Records:
▬▬▬
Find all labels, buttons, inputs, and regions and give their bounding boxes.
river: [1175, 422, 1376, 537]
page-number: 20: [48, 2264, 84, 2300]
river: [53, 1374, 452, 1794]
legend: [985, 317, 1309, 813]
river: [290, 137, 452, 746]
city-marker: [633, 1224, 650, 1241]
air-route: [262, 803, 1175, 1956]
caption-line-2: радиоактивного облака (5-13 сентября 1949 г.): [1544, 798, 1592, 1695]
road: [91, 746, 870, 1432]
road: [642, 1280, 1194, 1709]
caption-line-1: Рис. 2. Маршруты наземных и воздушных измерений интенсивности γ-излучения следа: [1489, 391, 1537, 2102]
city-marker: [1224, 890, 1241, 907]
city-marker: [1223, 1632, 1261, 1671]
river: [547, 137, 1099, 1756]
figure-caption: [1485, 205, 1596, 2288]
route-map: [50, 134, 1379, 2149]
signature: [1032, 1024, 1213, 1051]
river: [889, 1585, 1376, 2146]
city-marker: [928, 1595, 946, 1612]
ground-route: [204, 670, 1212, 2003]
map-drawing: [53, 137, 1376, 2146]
▬▬▬
-- WORK INSTRUCTIONS --
Pull out each line of the items above that contains the string "caption".

-- TASK RESULT --
caption-line-2: радиоактивного облака (5-13 сентября 1949 г.): [1544, 798, 1592, 1695]
caption-line-1: Рис. 2. Маршруты наземных и воздушных измерений интенсивности γ-излучения следа: [1489, 391, 1537, 2102]
figure-caption: [1485, 205, 1596, 2288]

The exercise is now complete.